◆ PROBLEM TO SOLVE ◆
Check every line of the entries below for the word "right", and copy the ones that have it.

Stored dataset items
□ □ □ □ □ □ □

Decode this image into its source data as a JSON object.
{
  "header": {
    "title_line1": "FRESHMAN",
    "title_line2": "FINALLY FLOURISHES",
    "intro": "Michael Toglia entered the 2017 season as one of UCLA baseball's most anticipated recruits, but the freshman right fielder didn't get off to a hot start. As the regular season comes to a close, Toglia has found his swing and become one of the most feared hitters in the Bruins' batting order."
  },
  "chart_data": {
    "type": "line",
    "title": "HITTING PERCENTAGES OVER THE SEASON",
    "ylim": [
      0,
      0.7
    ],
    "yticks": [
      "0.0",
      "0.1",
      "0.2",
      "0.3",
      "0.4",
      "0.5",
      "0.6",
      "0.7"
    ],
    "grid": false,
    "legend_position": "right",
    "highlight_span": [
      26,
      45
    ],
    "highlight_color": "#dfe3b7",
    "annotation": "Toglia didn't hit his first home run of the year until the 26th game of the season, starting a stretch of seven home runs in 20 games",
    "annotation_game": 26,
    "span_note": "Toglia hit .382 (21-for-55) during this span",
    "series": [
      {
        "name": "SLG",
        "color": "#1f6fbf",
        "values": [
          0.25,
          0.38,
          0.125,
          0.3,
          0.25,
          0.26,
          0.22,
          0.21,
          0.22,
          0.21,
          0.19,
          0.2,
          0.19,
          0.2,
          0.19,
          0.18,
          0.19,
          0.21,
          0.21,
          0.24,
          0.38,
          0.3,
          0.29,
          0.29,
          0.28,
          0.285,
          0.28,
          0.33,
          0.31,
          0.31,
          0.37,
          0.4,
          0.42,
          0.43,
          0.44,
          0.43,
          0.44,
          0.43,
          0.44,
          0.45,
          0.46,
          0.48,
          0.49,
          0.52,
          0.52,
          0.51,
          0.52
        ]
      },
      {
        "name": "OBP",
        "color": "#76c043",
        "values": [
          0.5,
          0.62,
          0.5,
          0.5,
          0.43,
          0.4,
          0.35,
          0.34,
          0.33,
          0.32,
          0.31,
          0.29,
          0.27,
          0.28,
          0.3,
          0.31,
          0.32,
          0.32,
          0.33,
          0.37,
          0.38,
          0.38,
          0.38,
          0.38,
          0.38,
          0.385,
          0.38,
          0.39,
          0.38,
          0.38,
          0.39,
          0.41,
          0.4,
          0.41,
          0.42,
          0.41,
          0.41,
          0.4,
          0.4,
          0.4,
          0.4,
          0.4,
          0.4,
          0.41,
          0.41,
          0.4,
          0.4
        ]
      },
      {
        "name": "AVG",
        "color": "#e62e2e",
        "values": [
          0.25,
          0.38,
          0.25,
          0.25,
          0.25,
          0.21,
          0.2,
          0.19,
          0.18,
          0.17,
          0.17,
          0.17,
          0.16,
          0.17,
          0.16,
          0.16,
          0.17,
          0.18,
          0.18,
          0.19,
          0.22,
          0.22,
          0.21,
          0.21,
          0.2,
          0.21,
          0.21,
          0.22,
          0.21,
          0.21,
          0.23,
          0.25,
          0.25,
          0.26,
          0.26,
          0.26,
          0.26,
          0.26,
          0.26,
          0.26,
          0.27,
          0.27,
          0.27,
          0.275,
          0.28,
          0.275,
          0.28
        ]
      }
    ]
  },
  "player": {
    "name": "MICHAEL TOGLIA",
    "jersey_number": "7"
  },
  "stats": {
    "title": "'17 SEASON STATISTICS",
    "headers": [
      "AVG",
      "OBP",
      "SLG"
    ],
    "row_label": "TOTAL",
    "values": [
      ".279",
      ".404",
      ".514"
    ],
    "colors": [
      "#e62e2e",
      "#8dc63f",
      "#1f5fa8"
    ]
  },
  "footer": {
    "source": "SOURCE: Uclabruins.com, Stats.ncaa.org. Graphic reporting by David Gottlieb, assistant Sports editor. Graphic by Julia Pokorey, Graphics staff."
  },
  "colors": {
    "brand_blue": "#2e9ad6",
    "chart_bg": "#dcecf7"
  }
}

□ □ □ □ □ □ □

◆ SOLUTION FOR THIS TASK ◆
    "intro": "Michael Toglia entered the 2017 season as one of UCLA baseball's most anticipated recruits, but the freshman right fielder didn't get off to a hot start. As the regular season comes to a close, Toglia has found his swing and become one of the most feared hitters in the Bruins' batting order."
    "legend_position": "right",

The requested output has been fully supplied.